> **What you have to do**:
Every line of the material below should be repeated exactly.

> **The data**:
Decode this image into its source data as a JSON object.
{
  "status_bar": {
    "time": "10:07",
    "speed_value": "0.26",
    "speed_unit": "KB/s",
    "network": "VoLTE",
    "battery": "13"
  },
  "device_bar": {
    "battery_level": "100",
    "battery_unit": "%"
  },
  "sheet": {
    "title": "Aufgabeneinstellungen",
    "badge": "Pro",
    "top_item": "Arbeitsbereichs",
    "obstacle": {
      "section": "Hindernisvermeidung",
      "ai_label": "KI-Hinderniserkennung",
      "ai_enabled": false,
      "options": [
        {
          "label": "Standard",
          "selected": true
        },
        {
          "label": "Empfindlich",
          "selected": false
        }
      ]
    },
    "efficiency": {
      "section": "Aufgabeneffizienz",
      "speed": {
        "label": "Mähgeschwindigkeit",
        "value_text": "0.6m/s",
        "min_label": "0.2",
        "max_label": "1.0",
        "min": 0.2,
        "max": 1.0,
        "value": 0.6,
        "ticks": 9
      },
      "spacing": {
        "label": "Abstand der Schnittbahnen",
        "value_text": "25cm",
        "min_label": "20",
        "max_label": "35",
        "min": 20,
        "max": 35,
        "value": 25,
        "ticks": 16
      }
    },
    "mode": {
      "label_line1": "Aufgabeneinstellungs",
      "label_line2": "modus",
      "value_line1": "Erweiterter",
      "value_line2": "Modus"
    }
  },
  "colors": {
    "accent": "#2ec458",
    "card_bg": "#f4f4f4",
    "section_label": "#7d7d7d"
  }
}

> **Exercise answer**:
Decode this image into its source data as a JSON object.
{
  "status_bar": {
    "time": "10:07",
    "speed_value": "0.26",
    "speed_unit": "KB/s",
    "network": "VoLTE",
    "battery": "13"
  },
  "device_bar": {
    "battery_level": "100",
    "battery_unit": "%"
  },
  "sheet": {
    "title": "Aufgabeneinstellungen",
    "badge": "Pro",
    "top_item": "Arbeitsbereichs",
    "obstacle": {
      "section": "Hindernisvermeidung",
      "ai_label": "KI-Hinderniserkennung",
      "ai_enabled": false,
      "options": [
        {
          "label": "Standard",
          "selected": true
        },
        {
          "label": "Empfindlich",
          "selected": false
        }
      ]
    },
    "efficiency": {
      "section": "Aufgabeneffizienz",
      "speed": {
        "label": "Mähgeschwindigkeit",
        "value_text": "0.6m/s",
        "min_label": "0.2",
        "max_label": "1.0",
        "min": 0.2,
        "max": 1.0,
        "value": 0.6,
        "ticks": 9
      },
      "spacing": {
        "label": "Abstand der Schnittbahnen",
        "value_text": "25cm",
        "min_label": "20",
        "max_label": "35",
        "min": 20,
        "max": 35,
        "value": 25,
        "ticks": 16
      }
    },
    "mode": {
      "label_line1": "Aufgabeneinstellungs",
      "label_line2": "modus",
      "value_line1": "Erweiterter",
      "value_line2": "Modus"
    }
  },
  "colors": {
    "accent": "#2ec458",
    "card_bg": "#f4f4f4",
    "section_label": "#7d7d7d"
  }
}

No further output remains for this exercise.